Written instruction -> Gather up the lines with the word "Financial" in them.

Task data ->
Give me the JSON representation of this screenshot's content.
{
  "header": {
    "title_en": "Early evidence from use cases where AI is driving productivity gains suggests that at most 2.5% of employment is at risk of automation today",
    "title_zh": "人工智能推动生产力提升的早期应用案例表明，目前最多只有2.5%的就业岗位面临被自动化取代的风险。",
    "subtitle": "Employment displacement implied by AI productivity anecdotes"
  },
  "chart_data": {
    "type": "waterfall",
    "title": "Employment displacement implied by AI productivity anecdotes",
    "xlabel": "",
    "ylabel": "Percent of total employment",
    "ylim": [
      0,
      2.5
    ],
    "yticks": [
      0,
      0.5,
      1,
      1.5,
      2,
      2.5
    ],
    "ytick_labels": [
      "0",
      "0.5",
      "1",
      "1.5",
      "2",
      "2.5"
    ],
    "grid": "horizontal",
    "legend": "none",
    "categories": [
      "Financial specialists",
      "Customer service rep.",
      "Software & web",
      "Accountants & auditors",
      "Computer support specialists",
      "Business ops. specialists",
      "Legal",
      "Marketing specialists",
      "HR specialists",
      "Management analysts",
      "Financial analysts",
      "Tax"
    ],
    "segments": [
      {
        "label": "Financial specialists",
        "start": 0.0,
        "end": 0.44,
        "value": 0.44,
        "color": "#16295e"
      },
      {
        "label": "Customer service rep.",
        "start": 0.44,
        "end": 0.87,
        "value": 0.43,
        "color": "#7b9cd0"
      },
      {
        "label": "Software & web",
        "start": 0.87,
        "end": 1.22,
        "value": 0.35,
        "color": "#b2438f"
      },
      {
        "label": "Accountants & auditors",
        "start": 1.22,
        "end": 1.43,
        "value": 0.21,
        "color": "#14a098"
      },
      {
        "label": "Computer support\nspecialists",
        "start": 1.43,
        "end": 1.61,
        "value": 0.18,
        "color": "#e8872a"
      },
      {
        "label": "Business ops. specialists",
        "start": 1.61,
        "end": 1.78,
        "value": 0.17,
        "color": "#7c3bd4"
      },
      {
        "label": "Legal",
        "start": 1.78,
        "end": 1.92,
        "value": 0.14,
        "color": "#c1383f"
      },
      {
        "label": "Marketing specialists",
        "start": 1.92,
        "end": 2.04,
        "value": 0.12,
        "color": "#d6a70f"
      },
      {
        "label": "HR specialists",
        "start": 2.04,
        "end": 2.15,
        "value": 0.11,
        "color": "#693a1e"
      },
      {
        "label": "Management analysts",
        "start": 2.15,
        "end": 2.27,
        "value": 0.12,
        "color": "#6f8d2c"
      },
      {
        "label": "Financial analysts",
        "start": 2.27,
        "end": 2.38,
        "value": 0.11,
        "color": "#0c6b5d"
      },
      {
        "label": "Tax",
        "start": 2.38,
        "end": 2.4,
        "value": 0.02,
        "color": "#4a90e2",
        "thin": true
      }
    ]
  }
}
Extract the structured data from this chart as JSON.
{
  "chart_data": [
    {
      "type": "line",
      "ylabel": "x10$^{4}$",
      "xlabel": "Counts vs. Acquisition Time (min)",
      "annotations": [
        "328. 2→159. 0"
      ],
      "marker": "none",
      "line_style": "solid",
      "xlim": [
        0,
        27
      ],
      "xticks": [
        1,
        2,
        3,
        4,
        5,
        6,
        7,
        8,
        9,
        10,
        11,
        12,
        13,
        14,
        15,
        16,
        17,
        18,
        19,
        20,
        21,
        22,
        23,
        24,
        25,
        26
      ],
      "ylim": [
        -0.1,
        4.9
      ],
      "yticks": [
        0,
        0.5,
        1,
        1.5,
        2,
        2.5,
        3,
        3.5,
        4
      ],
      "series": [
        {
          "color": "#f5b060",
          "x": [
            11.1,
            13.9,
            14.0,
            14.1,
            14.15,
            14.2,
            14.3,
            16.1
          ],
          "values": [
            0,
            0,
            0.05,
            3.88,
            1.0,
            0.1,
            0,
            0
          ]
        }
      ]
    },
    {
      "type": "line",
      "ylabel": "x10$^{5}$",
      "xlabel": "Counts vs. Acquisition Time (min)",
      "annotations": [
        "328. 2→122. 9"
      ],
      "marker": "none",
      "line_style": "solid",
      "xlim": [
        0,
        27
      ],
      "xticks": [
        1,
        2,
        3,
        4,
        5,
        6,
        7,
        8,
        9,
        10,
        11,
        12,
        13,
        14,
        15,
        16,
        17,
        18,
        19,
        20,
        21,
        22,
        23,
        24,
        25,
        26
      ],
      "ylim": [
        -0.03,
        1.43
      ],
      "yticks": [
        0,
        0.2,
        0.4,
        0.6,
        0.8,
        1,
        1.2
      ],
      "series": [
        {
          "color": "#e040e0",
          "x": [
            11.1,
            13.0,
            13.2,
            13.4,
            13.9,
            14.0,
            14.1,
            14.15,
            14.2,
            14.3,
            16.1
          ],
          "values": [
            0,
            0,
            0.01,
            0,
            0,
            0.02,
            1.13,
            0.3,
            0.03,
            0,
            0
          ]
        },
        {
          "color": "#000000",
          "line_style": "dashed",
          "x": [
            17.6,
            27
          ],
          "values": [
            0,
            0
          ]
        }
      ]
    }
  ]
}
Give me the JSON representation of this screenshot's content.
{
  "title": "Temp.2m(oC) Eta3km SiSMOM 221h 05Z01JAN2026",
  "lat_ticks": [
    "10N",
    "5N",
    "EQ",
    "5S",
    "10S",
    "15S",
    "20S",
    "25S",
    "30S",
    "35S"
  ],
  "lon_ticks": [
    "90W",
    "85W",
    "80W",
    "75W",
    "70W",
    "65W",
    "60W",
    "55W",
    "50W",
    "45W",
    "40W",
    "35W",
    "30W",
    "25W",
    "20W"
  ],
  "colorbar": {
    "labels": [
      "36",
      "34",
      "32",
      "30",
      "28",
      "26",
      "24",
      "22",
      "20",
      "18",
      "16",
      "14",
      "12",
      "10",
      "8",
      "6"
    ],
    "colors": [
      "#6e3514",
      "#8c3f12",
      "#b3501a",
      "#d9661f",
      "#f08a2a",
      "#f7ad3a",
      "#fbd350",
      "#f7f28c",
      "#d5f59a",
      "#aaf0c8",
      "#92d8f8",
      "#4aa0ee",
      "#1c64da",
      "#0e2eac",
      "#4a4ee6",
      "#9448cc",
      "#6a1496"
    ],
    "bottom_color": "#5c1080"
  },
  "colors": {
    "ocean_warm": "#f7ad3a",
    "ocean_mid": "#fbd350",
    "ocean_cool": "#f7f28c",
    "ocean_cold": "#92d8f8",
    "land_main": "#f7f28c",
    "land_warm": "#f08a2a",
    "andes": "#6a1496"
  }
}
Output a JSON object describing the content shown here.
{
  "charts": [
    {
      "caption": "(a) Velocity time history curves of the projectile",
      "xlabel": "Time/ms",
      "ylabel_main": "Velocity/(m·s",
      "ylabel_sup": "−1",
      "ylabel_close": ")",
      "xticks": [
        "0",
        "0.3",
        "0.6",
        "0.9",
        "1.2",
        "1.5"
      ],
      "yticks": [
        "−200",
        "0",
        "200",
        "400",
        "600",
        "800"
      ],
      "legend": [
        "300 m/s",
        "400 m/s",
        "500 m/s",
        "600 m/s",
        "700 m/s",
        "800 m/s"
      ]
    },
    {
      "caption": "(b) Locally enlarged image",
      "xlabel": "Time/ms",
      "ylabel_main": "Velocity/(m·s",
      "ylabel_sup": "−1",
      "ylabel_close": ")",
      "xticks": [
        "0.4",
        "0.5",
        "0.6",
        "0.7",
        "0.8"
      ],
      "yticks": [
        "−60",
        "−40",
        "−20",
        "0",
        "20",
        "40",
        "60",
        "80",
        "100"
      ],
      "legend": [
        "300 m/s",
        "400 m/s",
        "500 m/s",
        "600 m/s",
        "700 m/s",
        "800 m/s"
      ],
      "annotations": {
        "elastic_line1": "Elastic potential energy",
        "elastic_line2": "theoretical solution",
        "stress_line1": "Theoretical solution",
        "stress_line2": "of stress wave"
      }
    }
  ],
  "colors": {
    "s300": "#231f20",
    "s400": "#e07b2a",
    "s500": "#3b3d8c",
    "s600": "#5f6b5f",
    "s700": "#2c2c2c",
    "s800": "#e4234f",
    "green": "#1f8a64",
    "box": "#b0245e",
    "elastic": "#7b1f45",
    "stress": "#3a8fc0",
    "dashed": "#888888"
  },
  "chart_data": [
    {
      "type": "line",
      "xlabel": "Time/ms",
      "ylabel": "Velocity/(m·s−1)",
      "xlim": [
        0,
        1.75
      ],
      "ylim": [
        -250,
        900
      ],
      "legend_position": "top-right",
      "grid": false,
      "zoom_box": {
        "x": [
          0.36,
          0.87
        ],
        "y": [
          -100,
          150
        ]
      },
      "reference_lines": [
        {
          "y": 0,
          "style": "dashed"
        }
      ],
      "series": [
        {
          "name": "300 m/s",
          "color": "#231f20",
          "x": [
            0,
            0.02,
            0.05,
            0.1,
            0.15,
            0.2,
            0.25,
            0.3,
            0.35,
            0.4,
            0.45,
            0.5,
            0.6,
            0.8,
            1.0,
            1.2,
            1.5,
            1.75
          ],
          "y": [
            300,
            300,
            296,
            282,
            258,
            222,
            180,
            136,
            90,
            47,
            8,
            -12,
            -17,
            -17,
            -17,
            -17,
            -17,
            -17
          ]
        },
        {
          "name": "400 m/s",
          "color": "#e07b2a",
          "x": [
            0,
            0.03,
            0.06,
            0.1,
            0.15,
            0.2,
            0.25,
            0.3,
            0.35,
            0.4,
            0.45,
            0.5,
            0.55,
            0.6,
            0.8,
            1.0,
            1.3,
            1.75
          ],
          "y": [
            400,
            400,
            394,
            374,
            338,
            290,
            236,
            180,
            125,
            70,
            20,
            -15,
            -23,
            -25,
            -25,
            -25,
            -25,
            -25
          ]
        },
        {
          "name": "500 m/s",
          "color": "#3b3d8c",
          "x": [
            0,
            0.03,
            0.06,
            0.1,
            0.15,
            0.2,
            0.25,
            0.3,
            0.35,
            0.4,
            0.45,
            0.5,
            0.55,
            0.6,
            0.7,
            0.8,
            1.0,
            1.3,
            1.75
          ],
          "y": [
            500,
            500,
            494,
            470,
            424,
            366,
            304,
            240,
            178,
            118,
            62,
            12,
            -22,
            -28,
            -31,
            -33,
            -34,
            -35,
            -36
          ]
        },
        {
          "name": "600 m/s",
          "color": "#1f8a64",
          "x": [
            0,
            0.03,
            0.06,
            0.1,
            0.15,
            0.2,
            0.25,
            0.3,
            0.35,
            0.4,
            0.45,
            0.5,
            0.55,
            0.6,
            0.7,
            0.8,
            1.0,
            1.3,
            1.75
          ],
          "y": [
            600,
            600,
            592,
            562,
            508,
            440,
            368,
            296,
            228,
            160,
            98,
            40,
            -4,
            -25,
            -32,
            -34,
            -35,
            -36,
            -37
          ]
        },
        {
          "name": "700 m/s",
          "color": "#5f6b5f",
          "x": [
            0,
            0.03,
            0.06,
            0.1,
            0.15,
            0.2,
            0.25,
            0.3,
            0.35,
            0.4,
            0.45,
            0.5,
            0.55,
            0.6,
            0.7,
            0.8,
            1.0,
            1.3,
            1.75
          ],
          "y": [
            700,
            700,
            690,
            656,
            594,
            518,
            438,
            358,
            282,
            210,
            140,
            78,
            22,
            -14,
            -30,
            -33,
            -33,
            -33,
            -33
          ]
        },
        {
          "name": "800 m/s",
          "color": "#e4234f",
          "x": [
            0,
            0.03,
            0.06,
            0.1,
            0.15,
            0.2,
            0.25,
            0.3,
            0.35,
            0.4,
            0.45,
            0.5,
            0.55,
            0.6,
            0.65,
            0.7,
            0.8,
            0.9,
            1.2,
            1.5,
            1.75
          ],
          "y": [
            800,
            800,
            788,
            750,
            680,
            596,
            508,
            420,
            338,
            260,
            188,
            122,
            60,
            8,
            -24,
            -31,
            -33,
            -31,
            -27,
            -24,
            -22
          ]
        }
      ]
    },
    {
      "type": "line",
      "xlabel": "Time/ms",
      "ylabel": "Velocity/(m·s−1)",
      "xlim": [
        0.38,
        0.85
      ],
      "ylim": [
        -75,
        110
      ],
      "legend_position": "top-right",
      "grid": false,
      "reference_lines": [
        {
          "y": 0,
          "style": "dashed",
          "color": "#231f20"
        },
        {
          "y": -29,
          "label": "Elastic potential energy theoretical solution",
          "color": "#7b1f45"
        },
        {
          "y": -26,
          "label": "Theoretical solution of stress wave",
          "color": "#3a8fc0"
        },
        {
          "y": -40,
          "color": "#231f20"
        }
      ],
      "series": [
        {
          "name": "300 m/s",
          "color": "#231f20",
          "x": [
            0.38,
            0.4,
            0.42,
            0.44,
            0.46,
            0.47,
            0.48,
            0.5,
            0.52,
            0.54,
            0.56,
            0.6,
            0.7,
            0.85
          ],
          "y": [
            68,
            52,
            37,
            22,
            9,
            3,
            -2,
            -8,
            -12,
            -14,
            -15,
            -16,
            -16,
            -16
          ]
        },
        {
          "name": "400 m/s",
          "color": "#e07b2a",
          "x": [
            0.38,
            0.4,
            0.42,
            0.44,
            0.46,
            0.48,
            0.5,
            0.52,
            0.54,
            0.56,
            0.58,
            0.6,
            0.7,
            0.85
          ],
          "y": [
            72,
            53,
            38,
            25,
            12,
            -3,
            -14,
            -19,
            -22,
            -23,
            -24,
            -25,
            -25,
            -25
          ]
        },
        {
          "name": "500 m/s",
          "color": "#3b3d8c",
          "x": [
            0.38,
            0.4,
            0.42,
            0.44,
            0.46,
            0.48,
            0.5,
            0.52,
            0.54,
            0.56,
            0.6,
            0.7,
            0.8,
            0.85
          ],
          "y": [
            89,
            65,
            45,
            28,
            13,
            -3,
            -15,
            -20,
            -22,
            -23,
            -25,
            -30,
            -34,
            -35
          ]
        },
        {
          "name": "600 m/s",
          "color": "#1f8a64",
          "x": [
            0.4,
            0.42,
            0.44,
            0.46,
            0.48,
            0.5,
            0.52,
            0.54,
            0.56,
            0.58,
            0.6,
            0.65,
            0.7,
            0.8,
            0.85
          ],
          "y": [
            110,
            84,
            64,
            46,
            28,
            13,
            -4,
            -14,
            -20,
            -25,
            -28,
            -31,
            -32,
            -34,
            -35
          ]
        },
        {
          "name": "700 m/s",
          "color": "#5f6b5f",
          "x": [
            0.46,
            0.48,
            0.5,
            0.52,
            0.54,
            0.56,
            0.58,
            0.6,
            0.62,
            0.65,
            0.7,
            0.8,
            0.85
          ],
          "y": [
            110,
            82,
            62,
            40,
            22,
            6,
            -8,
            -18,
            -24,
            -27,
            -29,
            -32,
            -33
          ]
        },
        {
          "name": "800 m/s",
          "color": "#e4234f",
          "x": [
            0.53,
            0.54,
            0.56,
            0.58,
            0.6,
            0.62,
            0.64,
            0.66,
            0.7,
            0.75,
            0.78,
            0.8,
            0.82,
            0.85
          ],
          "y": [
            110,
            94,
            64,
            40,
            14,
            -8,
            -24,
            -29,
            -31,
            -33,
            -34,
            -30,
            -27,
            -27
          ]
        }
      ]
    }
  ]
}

Correct result ->
      "Financial specialists",
      "Financial analysts",
        "label": "Financial specialists",
        "label": "Financial analysts",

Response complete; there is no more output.